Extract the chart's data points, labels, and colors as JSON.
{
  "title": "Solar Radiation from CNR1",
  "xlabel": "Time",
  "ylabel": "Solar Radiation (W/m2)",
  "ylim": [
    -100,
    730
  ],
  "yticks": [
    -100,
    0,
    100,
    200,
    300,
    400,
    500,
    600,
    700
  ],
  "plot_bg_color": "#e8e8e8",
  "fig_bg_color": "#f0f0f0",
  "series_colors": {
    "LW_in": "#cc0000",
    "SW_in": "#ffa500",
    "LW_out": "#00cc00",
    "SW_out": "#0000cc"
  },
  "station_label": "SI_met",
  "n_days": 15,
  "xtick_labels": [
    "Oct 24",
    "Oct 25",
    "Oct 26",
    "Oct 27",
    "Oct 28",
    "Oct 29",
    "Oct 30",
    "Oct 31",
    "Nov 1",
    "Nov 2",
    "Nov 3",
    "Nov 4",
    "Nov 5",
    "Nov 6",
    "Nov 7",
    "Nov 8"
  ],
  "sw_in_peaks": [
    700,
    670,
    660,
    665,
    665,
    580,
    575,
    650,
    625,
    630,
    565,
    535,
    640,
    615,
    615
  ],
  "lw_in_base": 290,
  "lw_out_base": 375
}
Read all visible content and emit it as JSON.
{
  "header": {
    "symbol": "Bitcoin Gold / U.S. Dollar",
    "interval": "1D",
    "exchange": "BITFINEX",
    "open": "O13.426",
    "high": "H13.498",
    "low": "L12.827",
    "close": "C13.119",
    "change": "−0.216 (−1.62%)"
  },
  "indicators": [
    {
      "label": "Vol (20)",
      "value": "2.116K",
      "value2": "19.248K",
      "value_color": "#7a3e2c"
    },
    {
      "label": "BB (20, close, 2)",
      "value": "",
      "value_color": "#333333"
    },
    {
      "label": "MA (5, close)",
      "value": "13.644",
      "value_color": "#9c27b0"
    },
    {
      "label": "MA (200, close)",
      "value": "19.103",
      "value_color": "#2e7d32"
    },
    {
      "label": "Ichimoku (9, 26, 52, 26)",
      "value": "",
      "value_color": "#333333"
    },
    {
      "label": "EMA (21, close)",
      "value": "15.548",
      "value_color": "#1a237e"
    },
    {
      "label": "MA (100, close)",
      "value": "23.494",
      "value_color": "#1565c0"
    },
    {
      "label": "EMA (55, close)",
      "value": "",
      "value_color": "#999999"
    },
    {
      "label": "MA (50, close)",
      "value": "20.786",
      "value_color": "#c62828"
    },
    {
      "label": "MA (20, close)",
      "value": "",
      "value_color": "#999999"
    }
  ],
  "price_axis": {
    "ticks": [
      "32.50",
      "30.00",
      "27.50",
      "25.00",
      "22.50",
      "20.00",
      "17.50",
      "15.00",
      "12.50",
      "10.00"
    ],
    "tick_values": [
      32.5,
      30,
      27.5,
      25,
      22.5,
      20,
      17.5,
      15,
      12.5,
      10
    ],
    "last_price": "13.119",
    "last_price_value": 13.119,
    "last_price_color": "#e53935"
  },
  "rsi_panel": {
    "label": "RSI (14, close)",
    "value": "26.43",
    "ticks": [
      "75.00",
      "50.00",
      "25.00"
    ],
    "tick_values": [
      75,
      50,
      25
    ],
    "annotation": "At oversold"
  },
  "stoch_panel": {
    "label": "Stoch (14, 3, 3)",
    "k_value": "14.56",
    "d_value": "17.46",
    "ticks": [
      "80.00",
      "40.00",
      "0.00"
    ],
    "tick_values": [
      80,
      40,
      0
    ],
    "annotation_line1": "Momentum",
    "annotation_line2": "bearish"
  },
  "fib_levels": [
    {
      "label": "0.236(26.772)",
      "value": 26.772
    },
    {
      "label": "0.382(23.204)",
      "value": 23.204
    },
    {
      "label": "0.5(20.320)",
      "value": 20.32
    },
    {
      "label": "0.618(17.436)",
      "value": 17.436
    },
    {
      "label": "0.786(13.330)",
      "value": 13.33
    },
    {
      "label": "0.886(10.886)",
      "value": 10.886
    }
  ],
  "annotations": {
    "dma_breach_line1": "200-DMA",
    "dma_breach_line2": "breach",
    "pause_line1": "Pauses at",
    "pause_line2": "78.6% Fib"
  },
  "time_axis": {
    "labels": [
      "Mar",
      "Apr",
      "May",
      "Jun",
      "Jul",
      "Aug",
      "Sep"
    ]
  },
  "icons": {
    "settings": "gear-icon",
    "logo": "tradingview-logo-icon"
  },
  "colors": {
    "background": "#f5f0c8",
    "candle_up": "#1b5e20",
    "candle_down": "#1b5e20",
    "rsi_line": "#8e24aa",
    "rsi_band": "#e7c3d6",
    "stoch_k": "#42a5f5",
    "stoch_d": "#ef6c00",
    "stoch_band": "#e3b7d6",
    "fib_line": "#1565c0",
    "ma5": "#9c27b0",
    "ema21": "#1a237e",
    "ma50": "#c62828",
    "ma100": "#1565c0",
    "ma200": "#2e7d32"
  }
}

* WRITTEN PROBLEM *
Copy out each line above, character for character.

* FINISHED ANSWER *
Extract the chart's data points, labels, and colors as JSON.
{
  "title": "Solar Radiation from CNR1",
  "xlabel": "Time",
  "ylabel": "Solar Radiation (W/m2)",
  "ylim": [
    -100,
    730
  ],
  "yticks": [
    -100,
    0,
    100,
    200,
    300,
    400,
    500,
    600,
    700
  ],
  "plot_bg_color": "#e8e8e8",
  "fig_bg_color": "#f0f0f0",
  "series_colors": {
    "LW_in": "#cc0000",
    "SW_in": "#ffa500",
    "LW_out": "#00cc00",
    "SW_out": "#0000cc"
  },
  "station_label": "SI_met",
  "n_days": 15,
  "xtick_labels": [
    "Oct 24",
    "Oct 25",
    "Oct 26",
    "Oct 27",
    "Oct 28",
    "Oct 29",
    "Oct 30",
    "Oct 31",
    "Nov 1",
    "Nov 2",
    "Nov 3",
    "Nov 4",
    "Nov 5",
    "Nov 6",
    "Nov 7",
    "Nov 8"
  ],
  "sw_in_peaks": [
    700,
    670,
    660,
    665,
    665,
    580,
    575,
    650,
    625,
    630,
    565,
    535,
    640,
    615,
    615
  ],
  "lw_in_base": 290,
  "lw_out_base": 375
}
Read all visible content and emit it as JSON.
{
  "header": {
    "symbol": "Bitcoin Gold / U.S. Dollar",
    "interval": "1D",
    "exchange": "BITFINEX",
    "open": "O13.426",
    "high": "H13.498",
    "low": "L12.827",
    "close": "C13.119",
    "change": "−0.216 (−1.62%)"
  },
  "indicators": [
    {
      "label": "Vol (20)",
      "value": "2.116K",
      "value2": "19.248K",
      "value_color": "#7a3e2c"
    },
    {
      "label": "BB (20, close, 2)",
      "value": "",
      "value_color": "#333333"
    },
    {
      "label": "MA (5, close)",
      "value": "13.644",
      "value_color": "#9c27b0"
    },
    {
      "label": "MA (200, close)",
      "value": "19.103",
      "value_color": "#2e7d32"
    },
    {
      "label": "Ichimoku (9, 26, 52, 26)",
      "value": "",
      "value_color": "#333333"
    },
    {
      "label": "EMA (21, close)",
      "value": "15.548",
      "value_color": "#1a237e"
    },
    {
      "label": "MA (100, close)",
      "value": "23.494",
      "value_color": "#1565c0"
    },
    {
      "label": "EMA (55, close)",
      "value": "",
      "value_color": "#999999"
    },
    {
      "label": "MA (50, close)",
      "value": "20.786",
      "value_color": "#c62828"
    },
    {
      "label": "MA (20, close)",
      "value": "",
      "value_color": "#999999"
    }
  ],
  "price_axis": {
    "ticks": [
      "32.50",
      "30.00",
      "27.50",
      "25.00",
      "22.50",
      "20.00",
      "17.50",
      "15.00",
      "12.50",
      "10.00"
    ],
    "tick_values": [
      32.5,
      30,
      27.5,
      25,
      22.5,
      20,
      17.5,
      15,
      12.5,
      10
    ],
    "last_price": "13.119",
    "last_price_value": 13.119,
    "last_price_color": "#e53935"
  },
  "rsi_panel": {
    "label": "RSI (14, close)",
    "value": "26.43",
    "ticks": [
      "75.00",
      "50.00",
      "25.00"
    ],
    "tick_values": [
      75,
      50,
      25
    ],
    "annotation": "At oversold"
  },
  "stoch_panel": {
    "label": "Stoch (14, 3, 3)",
    "k_value": "14.56",
    "d_value": "17.46",
    "ticks": [
      "80.00",
      "40.00",
      "0.00"
    ],
    "tick_values": [
      80,
      40,
      0
    ],
    "annotation_line1": "Momentum",
    "annotation_line2": "bearish"
  },
  "fib_levels": [
    {
      "label": "0.236(26.772)",
      "value": 26.772
    },
    {
      "label": "0.382(23.204)",
      "value": 23.204
    },
    {
      "label": "0.5(20.320)",
      "value": 20.32
    },
    {
      "label": "0.618(17.436)",
      "value": 17.436
    },
    {
      "label": "0.786(13.330)",
      "value": 13.33
    },
    {
      "label": "0.886(10.886)",
      "value": 10.886
    }
  ],
  "annotations": {
    "dma_breach_line1": "200-DMA",
    "dma_breach_line2": "breach",
    "pause_line1": "Pauses at",
    "pause_line2": "78.6% Fib"
  },
  "time_axis": {
    "labels": [
      "Mar",
      "Apr",
      "May",
      "Jun",
      "Jul",
      "Aug",
      "Sep"
    ]
  },
  "icons": {
    "settings": "gear-icon",
    "logo": "tradingview-logo-icon"
  },
  "colors": {
    "background": "#f5f0c8",
    "candle_up": "#1b5e20",
    "candle_down": "#1b5e20",
    "rsi_line": "#8e24aa",
    "rsi_band": "#e7c3d6",
    "stoch_k": "#42a5f5",
    "stoch_d": "#ef6c00",
    "stoch_band": "#e3b7d6",
    "fib_line": "#1565c0",
    "ma5": "#9c27b0",
    "ema21": "#1a237e",
    "ma50": "#c62828",
    "ma100": "#1565c0",
    "ma200": "#2e7d32"
  }
}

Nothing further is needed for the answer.